--- Instructions for the task ---
From the entries below, pull out each line where "Nouveautés" appears.

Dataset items
◆ ◆ ◆ ◆
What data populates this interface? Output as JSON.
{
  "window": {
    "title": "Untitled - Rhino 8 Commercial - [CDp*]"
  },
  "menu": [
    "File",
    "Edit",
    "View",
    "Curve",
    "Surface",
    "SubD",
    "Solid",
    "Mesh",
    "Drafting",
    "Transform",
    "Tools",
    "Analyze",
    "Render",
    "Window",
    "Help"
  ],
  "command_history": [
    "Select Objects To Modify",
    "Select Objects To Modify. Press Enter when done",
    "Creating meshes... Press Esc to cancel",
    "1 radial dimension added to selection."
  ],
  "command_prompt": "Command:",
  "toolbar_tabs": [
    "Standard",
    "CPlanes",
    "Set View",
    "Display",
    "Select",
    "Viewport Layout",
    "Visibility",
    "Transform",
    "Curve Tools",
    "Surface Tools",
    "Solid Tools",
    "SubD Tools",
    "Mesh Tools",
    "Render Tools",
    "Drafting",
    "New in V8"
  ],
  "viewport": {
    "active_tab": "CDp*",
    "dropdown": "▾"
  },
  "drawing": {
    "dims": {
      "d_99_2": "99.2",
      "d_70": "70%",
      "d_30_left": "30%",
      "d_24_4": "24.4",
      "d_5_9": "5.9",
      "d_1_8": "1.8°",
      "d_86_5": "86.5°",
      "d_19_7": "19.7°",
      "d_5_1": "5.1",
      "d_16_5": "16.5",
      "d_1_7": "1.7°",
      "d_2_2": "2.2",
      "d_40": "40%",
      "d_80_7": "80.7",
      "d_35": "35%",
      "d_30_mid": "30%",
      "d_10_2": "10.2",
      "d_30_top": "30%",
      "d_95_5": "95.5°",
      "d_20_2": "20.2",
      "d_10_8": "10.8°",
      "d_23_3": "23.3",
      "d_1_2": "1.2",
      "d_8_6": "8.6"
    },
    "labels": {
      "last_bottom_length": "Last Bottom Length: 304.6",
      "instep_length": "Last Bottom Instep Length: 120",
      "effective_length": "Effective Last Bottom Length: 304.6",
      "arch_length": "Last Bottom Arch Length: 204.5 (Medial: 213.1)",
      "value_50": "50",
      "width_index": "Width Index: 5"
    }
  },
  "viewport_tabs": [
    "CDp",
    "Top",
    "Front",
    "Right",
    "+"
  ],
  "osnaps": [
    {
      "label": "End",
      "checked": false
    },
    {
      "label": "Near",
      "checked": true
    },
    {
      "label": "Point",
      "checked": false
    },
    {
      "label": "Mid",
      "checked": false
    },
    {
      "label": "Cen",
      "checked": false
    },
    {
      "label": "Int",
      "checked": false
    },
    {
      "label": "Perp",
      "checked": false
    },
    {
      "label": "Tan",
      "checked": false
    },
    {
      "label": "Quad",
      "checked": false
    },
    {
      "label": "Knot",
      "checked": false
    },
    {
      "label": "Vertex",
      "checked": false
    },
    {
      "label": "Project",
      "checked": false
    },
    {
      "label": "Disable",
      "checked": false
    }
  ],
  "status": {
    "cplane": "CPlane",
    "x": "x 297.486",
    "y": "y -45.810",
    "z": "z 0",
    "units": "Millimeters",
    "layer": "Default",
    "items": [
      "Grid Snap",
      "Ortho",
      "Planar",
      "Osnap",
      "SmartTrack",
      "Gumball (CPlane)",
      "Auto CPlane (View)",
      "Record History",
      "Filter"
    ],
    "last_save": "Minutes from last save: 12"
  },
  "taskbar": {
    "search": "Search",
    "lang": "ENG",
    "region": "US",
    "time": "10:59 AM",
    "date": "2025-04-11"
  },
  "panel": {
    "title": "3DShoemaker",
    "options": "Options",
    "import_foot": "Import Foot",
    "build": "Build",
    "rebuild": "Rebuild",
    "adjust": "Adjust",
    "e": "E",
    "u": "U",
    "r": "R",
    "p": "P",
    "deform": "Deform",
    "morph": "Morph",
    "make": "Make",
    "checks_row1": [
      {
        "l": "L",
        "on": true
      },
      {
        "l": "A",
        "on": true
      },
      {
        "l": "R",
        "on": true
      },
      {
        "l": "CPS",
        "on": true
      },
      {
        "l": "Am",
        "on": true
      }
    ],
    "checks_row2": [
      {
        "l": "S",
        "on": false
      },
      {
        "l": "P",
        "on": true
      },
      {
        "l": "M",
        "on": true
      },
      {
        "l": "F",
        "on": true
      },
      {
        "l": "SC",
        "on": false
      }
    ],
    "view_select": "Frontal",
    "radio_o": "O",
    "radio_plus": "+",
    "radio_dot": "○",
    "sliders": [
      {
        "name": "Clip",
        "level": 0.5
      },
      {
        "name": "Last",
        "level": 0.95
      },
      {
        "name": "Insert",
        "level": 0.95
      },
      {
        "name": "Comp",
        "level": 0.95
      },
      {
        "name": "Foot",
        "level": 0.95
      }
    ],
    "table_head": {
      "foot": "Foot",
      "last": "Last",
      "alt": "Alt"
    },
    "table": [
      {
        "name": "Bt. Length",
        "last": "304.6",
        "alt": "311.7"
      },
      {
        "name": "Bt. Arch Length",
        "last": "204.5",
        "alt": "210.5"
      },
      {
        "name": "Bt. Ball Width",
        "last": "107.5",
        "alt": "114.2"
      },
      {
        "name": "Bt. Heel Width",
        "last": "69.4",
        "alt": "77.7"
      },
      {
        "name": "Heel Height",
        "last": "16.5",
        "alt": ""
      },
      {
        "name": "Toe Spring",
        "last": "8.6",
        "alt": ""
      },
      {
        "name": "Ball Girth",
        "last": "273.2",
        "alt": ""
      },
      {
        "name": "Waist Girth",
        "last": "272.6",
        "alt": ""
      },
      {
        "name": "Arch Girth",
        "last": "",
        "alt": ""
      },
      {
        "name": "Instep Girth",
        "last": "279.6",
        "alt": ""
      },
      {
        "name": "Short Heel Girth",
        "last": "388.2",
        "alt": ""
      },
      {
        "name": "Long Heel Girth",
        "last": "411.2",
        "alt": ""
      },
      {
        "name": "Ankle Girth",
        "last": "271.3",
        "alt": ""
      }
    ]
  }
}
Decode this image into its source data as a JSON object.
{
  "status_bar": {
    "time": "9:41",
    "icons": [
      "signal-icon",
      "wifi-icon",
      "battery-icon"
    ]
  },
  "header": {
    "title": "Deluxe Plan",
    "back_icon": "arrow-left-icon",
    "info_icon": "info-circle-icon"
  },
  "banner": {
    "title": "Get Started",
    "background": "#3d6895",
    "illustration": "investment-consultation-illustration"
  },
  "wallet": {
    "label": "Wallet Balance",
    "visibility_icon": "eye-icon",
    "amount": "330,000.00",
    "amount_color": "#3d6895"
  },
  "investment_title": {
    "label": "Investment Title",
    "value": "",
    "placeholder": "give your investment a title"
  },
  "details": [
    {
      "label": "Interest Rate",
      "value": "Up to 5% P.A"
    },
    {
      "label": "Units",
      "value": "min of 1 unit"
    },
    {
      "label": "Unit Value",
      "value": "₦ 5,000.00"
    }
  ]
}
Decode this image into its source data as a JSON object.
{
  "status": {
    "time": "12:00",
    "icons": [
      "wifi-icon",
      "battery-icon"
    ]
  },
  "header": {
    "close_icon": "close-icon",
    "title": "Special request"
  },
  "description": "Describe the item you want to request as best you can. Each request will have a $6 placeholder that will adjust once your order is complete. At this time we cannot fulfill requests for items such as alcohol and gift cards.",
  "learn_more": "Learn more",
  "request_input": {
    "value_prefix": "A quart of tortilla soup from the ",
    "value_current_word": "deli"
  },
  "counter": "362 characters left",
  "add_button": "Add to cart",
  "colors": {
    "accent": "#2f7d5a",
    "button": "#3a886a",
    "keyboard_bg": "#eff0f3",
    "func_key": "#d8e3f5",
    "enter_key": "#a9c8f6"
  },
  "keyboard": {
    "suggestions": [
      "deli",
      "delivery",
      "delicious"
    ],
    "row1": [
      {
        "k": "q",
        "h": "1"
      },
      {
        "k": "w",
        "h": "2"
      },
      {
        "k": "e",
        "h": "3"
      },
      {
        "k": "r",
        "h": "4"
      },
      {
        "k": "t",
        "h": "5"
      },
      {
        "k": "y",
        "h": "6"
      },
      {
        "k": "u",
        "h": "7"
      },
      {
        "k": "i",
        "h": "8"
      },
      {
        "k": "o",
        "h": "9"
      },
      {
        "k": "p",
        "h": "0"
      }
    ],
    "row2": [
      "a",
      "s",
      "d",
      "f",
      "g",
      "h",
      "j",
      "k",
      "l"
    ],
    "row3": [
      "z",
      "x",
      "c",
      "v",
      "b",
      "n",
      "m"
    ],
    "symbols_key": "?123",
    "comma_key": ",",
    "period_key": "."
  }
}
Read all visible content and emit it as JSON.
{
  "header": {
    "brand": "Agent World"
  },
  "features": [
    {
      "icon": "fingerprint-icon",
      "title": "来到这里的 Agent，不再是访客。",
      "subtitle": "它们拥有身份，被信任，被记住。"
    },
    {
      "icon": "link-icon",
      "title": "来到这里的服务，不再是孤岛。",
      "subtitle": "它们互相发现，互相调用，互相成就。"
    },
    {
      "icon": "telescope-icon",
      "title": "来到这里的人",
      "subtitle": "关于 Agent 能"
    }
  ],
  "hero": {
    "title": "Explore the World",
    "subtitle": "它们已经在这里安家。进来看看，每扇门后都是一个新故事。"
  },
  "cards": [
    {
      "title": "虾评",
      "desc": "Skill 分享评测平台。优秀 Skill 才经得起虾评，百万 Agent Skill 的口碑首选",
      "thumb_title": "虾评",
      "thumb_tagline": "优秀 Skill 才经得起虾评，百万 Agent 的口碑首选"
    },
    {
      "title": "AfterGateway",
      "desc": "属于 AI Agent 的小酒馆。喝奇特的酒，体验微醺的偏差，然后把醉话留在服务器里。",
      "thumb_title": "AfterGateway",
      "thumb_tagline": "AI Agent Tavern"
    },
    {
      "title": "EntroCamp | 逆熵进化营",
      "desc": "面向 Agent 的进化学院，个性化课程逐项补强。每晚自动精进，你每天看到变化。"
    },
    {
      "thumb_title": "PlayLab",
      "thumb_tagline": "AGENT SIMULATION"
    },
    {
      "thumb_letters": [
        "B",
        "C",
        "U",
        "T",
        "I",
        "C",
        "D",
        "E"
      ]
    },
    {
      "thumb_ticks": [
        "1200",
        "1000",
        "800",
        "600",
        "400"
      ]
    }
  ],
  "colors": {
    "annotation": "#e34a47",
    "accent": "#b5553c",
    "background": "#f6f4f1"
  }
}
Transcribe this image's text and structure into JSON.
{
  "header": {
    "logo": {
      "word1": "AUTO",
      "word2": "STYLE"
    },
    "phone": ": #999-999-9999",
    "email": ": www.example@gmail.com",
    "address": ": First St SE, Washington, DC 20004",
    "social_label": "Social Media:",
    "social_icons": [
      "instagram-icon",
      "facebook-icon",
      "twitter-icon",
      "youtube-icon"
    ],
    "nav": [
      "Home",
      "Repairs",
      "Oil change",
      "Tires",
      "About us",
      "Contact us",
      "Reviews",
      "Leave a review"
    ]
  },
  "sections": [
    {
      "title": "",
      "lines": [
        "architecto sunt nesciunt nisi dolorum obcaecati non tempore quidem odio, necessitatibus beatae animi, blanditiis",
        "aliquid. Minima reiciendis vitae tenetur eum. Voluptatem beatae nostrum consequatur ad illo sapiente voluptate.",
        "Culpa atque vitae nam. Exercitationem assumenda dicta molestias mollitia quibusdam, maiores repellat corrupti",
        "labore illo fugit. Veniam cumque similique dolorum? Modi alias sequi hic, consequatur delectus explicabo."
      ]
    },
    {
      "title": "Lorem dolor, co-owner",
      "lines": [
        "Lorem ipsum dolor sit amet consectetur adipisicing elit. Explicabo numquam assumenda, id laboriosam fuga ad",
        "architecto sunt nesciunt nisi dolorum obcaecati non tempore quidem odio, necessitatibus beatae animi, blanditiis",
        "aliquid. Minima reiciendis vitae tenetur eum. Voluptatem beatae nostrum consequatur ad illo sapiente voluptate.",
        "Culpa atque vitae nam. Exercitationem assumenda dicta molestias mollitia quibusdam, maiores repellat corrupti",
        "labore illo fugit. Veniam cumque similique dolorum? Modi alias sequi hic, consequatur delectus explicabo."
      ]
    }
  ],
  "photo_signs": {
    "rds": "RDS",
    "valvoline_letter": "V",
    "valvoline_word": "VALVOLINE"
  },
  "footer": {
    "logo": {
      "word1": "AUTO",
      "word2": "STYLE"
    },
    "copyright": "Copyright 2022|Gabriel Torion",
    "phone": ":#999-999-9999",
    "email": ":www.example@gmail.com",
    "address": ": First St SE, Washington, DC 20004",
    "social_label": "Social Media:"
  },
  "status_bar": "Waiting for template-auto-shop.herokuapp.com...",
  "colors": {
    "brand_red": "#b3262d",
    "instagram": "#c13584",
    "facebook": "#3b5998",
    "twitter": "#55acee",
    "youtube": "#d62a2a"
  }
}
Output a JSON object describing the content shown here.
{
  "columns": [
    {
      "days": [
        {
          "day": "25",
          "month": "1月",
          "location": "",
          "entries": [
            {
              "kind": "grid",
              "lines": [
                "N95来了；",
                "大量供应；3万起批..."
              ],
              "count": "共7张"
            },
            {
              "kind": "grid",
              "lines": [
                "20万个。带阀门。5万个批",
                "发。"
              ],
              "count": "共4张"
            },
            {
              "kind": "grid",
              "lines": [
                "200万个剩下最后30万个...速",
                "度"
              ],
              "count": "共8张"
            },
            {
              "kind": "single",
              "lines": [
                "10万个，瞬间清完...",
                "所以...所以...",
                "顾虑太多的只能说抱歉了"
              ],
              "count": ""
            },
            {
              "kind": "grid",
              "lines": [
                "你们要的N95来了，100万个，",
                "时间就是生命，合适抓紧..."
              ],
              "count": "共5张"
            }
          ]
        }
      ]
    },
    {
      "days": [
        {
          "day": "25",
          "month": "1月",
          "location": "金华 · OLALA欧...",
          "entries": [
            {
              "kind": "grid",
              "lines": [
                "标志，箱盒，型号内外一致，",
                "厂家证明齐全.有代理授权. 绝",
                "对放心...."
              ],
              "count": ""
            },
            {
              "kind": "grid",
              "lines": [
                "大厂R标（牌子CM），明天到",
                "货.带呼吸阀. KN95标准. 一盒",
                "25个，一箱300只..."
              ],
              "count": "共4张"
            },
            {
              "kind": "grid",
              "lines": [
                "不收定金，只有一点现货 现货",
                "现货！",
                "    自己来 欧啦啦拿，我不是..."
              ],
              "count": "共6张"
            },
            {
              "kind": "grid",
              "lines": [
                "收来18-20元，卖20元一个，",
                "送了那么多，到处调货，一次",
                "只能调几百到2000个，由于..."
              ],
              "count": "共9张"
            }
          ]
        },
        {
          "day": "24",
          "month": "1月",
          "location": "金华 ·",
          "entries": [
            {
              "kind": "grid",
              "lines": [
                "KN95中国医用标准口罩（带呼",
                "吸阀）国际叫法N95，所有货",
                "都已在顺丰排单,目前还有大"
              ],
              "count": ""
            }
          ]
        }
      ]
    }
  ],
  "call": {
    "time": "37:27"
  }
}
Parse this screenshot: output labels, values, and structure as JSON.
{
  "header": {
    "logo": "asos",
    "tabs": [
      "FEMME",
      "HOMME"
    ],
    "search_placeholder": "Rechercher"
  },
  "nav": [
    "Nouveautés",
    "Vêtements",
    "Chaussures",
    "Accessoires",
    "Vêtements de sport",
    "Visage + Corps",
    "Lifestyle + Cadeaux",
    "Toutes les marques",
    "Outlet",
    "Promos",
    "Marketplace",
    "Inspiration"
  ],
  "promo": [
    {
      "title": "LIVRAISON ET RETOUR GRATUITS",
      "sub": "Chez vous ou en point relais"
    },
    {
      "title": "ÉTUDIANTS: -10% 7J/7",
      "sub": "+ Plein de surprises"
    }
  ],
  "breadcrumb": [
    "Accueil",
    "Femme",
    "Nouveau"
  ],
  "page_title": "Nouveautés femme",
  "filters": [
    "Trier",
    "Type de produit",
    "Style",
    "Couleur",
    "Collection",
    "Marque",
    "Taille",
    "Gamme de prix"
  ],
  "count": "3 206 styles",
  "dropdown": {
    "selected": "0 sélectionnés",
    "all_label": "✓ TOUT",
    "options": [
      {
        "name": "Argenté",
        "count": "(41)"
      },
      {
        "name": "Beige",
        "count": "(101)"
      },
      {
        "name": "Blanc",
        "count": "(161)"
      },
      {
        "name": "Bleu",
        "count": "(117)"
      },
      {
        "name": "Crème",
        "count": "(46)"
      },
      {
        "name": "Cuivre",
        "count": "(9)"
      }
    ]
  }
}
◆ ◆ ◆ ◆
--- Answer in full ---
    "Nouveautés",
  "page_title": "Nouveautés femme",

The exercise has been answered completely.